(Stored items)
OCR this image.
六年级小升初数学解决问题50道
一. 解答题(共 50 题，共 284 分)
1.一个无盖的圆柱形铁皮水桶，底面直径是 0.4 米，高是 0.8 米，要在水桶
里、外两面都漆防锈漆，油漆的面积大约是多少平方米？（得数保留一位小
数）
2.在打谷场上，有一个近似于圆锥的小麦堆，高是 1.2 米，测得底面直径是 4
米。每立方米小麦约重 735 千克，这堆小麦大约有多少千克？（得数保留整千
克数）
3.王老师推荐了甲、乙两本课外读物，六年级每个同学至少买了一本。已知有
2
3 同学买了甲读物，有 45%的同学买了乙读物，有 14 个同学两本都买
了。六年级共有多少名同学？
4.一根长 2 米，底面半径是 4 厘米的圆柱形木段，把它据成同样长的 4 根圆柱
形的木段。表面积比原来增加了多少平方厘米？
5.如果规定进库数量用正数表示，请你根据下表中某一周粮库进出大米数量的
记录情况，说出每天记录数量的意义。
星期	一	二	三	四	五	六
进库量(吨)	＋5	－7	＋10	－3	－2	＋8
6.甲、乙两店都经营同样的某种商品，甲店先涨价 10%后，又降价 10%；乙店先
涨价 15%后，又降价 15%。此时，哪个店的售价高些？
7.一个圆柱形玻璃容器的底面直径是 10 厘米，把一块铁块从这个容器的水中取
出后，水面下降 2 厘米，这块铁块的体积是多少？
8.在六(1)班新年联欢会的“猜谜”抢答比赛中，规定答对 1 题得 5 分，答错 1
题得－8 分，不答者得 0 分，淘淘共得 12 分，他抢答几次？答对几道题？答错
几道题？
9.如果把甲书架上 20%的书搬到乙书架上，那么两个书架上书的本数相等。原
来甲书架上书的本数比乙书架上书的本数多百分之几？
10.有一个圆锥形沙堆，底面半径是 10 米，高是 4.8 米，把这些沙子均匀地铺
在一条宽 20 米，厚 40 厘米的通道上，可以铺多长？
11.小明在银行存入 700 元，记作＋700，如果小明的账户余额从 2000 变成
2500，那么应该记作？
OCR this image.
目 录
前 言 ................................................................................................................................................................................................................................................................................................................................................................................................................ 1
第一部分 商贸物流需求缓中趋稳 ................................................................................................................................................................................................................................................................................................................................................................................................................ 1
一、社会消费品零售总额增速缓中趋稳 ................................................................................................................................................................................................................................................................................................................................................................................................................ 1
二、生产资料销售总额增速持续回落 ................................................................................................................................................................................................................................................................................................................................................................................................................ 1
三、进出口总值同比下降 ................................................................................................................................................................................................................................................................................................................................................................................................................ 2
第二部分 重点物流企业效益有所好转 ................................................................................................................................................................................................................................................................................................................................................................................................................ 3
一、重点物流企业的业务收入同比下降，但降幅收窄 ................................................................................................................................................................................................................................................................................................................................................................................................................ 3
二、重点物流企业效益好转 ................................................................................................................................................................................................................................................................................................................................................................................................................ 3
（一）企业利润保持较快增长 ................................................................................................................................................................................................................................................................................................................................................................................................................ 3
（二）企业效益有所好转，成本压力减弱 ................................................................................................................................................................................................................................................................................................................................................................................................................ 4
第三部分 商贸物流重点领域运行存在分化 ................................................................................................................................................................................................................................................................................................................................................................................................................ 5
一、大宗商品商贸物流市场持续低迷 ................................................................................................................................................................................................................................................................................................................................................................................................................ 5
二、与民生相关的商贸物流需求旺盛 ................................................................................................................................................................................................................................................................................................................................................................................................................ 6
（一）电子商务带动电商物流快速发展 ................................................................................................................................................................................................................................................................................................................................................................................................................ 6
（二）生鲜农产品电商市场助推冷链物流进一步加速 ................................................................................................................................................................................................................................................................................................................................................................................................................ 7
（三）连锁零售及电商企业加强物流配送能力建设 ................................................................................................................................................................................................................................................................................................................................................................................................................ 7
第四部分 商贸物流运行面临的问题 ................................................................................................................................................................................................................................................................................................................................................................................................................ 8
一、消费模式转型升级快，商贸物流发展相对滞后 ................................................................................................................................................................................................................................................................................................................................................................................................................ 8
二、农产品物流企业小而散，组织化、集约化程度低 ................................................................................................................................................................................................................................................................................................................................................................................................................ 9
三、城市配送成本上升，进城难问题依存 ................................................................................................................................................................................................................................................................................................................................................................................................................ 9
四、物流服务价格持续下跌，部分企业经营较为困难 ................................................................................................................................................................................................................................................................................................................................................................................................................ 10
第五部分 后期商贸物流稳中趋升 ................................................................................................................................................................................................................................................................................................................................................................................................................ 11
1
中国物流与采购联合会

## TASK DETAILS
Write out the entries above word for word.

## SOLUTION TO THIS PROBLEM
OCR this image.
六年级小升初数学解决问题50道
一. 解答题(共 50 题，共 284 分)
1.一个无盖的圆柱形铁皮水桶，底面直径是 0.4 米，高是 0.8 米，要在水桶
里、外两面都漆防锈漆，油漆的面积大约是多少平方米？（得数保留一位小
数）
2.在打谷场上，有一个近似于圆锥的小麦堆，高是 1.2 米，测得底面直径是 4
米。每立方米小麦约重 735 千克，这堆小麦大约有多少千克？（得数保留整千
克数）
3.王老师推荐了甲、乙两本课外读物，六年级每个同学至少买了一本。已知有
2
3 同学买了甲读物，有 45%的同学买了乙读物，有 14 个同学两本都买
了。六年级共有多少名同学？
4.一根长 2 米，底面半径是 4 厘米的圆柱形木段，把它据成同样长的 4 根圆柱
形的木段。表面积比原来增加了多少平方厘米？
5.如果规定进库数量用正数表示，请你根据下表中某一周粮库进出大米数量的
记录情况，说出每天记录数量的意义。
星期	一	二	三	四	五	六
进库量(吨)	＋5	－7	＋10	－3	－2	＋8
6.甲、乙两店都经营同样的某种商品，甲店先涨价 10%后，又降价 10%；乙店先
涨价 15%后，又降价 15%。此时，哪个店的售价高些？
7.一个圆柱形玻璃容器的底面直径是 10 厘米，把一块铁块从这个容器的水中取
出后，水面下降 2 厘米，这块铁块的体积是多少？
8.在六(1)班新年联欢会的“猜谜”抢答比赛中，规定答对 1 题得 5 分，答错 1
题得－8 分，不答者得 0 分，淘淘共得 12 分，他抢答几次？答对几道题？答错
几道题？
9.如果把甲书架上 20%的书搬到乙书架上，那么两个书架上书的本数相等。原
来甲书架上书的本数比乙书架上书的本数多百分之几？
10.有一个圆锥形沙堆，底面半径是 10 米，高是 4.8 米，把这些沙子均匀地铺
在一条宽 20 米，厚 40 厘米的通道上，可以铺多长？
11.小明在银行存入 700 元，记作＋700，如果小明的账户余额从 2000 变成
2500，那么应该记作？
OCR this image.
目 录
前 言 ................................................................................................................................................................................................................................................................................................................................................................................................................ 1
第一部分 商贸物流需求缓中趋稳 ................................................................................................................................................................................................................................................................................................................................................................................................................ 1
一、社会消费品零售总额增速缓中趋稳 ................................................................................................................................................................................................................................................................................................................................................................................................................ 1
二、生产资料销售总额增速持续回落 ................................................................................................................................................................................................................................................................................................................................................................................................................ 1
三、进出口总值同比下降 ................................................................................................................................................................................................................................................................................................................................................................................................................ 2
第二部分 重点物流企业效益有所好转 ................................................................................................................................................................................................................................................................................................................................................................................................................ 3
一、重点物流企业的业务收入同比下降，但降幅收窄 ................................................................................................................................................................................................................................................................................................................................................................................................................ 3
二、重点物流企业效益好转 ................................................................................................................................................................................................................................................................................................................................................................................................................ 3
（一）企业利润保持较快增长 ................................................................................................................................................................................................................................................................................................................................................................................................................ 3
（二）企业效益有所好转，成本压力减弱 ................................................................................................................................................................................................................................................................................................................................................................................................................ 4
第三部分 商贸物流重点领域运行存在分化 ................................................................................................................................................................................................................................................................................................................................................................................................................ 5
一、大宗商品商贸物流市场持续低迷 ................................................................................................................................................................................................................................................................................................................................................................................................................ 5
二、与民生相关的商贸物流需求旺盛 ................................................................................................................................................................................................................................................................................................................................................................................................................ 6
（一）电子商务带动电商物流快速发展 ................................................................................................................................................................................................................................................................................................................................................................................................................ 6
（二）生鲜农产品电商市场助推冷链物流进一步加速 ................................................................................................................................................................................................................................................................................................................................................................................................................ 7
（三）连锁零售及电商企业加强物流配送能力建设 ................................................................................................................................................................................................................................................................................................................................................................................................................ 7
第四部分 商贸物流运行面临的问题 ................................................................................................................................................................................................................................................................................................................................................................................................................ 8
一、消费模式转型升级快，商贸物流发展相对滞后 ................................................................................................................................................................................................................................................................................................................................................................................................................ 8
二、农产品物流企业小而散，组织化、集约化程度低 ................................................................................................................................................................................................................................................................................................................................................................................................................ 9
三、城市配送成本上升，进城难问题依存 ................................................................................................................................................................................................................................................................................................................................................................................................................ 9
四、物流服务价格持续下跌，部分企业经营较为困难 ................................................................................................................................................................................................................................................................................................................................................................................................................ 10
第五部分 后期商贸物流稳中趋升 ................................................................................................................................................................................................................................................................................................................................................................................................................ 11
1
中国物流与采购联合会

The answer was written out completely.